Goal: Exactly reproduce the lines that follow.

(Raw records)
* * * *

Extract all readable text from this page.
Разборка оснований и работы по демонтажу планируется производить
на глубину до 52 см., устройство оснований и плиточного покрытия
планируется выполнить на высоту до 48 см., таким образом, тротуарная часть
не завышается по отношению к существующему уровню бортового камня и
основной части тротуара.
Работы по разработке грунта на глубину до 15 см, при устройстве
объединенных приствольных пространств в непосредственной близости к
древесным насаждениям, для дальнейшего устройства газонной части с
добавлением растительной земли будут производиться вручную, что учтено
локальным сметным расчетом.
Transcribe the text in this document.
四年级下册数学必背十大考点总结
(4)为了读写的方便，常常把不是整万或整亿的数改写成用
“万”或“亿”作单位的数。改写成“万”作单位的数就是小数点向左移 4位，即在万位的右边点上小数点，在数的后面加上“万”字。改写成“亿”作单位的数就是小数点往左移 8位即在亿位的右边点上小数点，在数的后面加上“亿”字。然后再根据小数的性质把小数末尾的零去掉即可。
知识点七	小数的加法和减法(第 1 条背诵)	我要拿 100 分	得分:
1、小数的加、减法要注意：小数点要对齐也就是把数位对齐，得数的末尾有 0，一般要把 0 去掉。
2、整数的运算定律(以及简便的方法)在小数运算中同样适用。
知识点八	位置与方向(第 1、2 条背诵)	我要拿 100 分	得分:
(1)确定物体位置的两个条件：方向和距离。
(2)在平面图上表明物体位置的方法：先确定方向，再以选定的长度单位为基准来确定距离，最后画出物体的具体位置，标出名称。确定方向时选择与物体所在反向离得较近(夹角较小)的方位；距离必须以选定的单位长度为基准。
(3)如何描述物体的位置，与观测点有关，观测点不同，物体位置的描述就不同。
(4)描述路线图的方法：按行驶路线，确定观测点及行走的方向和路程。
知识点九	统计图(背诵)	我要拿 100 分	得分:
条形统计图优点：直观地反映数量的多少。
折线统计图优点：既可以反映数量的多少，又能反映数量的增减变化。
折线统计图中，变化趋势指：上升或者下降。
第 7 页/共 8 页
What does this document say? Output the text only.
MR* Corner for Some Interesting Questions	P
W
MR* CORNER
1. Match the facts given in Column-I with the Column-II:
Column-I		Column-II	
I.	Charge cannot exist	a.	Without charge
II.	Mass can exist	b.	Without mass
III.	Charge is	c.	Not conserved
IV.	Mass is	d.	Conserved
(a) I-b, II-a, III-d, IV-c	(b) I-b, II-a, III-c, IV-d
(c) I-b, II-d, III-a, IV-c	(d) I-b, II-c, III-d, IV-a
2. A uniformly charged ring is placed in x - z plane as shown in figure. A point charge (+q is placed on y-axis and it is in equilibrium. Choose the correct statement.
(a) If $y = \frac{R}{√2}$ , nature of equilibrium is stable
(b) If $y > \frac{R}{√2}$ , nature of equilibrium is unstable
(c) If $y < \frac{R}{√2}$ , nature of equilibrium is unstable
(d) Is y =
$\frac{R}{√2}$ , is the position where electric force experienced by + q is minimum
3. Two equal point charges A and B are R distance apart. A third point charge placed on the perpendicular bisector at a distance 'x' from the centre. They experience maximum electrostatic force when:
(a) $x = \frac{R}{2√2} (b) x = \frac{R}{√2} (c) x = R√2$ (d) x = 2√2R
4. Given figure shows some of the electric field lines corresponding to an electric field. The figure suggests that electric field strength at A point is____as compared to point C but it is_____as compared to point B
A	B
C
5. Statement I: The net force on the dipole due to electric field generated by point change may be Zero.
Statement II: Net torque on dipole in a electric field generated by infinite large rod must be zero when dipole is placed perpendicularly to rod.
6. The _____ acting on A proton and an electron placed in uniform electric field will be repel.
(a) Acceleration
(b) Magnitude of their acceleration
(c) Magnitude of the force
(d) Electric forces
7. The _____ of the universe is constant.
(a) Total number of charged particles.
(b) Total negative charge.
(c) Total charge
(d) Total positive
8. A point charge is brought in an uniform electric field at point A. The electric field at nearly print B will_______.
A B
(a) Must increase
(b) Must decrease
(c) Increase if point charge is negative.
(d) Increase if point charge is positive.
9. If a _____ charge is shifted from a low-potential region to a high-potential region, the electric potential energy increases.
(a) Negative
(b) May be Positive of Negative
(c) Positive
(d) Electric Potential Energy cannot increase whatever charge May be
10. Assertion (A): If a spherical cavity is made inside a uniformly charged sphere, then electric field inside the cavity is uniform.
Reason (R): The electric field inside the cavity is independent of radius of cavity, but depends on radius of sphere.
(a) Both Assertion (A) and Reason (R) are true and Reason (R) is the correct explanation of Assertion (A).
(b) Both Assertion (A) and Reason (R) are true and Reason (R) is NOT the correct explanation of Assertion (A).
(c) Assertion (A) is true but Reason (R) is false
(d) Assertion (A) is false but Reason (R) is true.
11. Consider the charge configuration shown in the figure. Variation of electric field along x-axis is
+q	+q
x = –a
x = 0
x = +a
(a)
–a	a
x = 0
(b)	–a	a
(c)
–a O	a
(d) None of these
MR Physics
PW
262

* * * *

Output of the exercise:
Extract all readable text from this page.
Разборка оснований и работы по демонтажу планируется производить
на глубину до 52 см., устройство оснований и плиточного покрытия
планируется выполнить на высоту до 48 см., таким образом, тротуарная часть
не завышается по отношению к существующему уровню бортового камня и
основной части тротуара.
Работы по разработке грунта на глубину до 15 см, при устройстве
объединенных приствольных пространств в непосредственной близости к
древесным насаждениям, для дальнейшего устройства газонной части с
добавлением растительной земли будут производиться вручную, что учтено
локальным сметным расчетом.
Transcribe the text in this document.
四年级下册数学必背十大考点总结
(4)为了读写的方便，常常把不是整万或整亿的数改写成用
“万”或“亿”作单位的数。改写成“万”作单位的数就是小数点向左移 4位，即在万位的右边点上小数点，在数的后面加上“万”字。改写成“亿”作单位的数就是小数点往左移 8位即在亿位的右边点上小数点，在数的后面加上“亿”字。然后再根据小数的性质把小数末尾的零去掉即可。
知识点七	小数的加法和减法(第 1 条背诵)	我要拿 100 分	得分:
1、小数的加、减法要注意：小数点要对齐也就是把数位对齐，得数的末尾有 0，一般要把 0 去掉。
2、整数的运算定律(以及简便的方法)在小数运算中同样适用。
知识点八	位置与方向(第 1、2 条背诵)	我要拿 100 分	得分:
(1)确定物体位置的两个条件：方向和距离。
(2)在平面图上表明物体位置的方法：先确定方向，再以选定的长度单位为基准来确定距离，最后画出物体的具体位置，标出名称。确定方向时选择与物体所在反向离得较近(夹角较小)的方位；距离必须以选定的单位长度为基准。
(3)如何描述物体的位置，与观测点有关，观测点不同，物体位置的描述就不同。
(4)描述路线图的方法：按行驶路线，确定观测点及行走的方向和路程。
知识点九	统计图(背诵)	我要拿 100 分	得分:
条形统计图优点：直观地反映数量的多少。
折线统计图优点：既可以反映数量的多少，又能反映数量的增减变化。
折线统计图中，变化趋势指：上升或者下降。
第 7 页/共 8 页
What does this document say? Output the text only.
MR* Corner for Some Interesting Questions	P
W
MR* CORNER
1. Match the facts given in Column-I with the Column-II:
Column-I		Column-II	
I.	Charge cannot exist	a.	Without charge
II.	Mass can exist	b.	Without mass
III.	Charge is	c.	Not conserved
IV.	Mass is	d.	Conserved
(a) I-b, II-a, III-d, IV-c	(b) I-b, II-a, III-c, IV-d
(c) I-b, II-d, III-a, IV-c	(d) I-b, II-c, III-d, IV-a
2. A uniformly charged ring is placed in x - z plane as shown in figure. A point charge (+q is placed on y-axis and it is in equilibrium. Choose the correct statement.
(a) If $y = \frac{R}{√2}$ , nature of equilibrium is stable
(b) If $y > \frac{R}{√2}$ , nature of equilibrium is unstable
(c) If $y < \frac{R}{√2}$ , nature of equilibrium is unstable
(d) Is y =
$\frac{R}{√2}$ , is the position where electric force experienced by + q is minimum
3. Two equal point charges A and B are R distance apart. A third point charge placed on the perpendicular bisector at a distance 'x' from the centre. They experience maximum electrostatic force when:
(a) $x = \frac{R}{2√2} (b) x = \frac{R}{√2} (c) x = R√2$ (d) x = 2√2R
4. Given figure shows some of the electric field lines corresponding to an electric field. The figure suggests that electric field strength at A point is____as compared to point C but it is_____as compared to point B
A	B
C
5. Statement I: The net force on the dipole due to electric field generated by point change may be Zero.
Statement II: Net torque on dipole in a electric field generated by infinite large rod must be zero when dipole is placed perpendicularly to rod.
6. The _____ acting on A proton and an electron placed in uniform electric field will be repel.
(a) Acceleration
(b) Magnitude of their acceleration
(c) Magnitude of the force
(d) Electric forces
7. The _____ of the universe is constant.
(a) Total number of charged particles.
(b) Total negative charge.
(c) Total charge
(d) Total positive
8. A point charge is brought in an uniform electric field at point A. The electric field at nearly print B will_______.
A B
(a) Must increase
(b) Must decrease
(c) Increase if point charge is negative.
(d) Increase if point charge is positive.
9. If a _____ charge is shifted from a low-potential region to a high-potential region, the electric potential energy increases.
(a) Negative
(b) May be Positive of Negative
(c) Positive
(d) Electric Potential Energy cannot increase whatever charge May be
10. Assertion (A): If a spherical cavity is made inside a uniformly charged sphere, then electric field inside the cavity is uniform.
Reason (R): The electric field inside the cavity is independent of radius of cavity, but depends on radius of sphere.
(a) Both Assertion (A) and Reason (R) are true and Reason (R) is the correct explanation of Assertion (A).
(b) Both Assertion (A) and Reason (R) are true and Reason (R) is NOT the correct explanation of Assertion (A).
(c) Assertion (A) is true but Reason (R) is false
(d) Assertion (A) is false but Reason (R) is true.
11. Consider the charge configuration shown in the figure. Variation of electric field along x-axis is
+q	+q
x = –a
x = 0
x = +a
(a)
–a	a
x = 0
(b)	–a	a
(c)
–a O	a
(d) None of these
MR Physics
PW
262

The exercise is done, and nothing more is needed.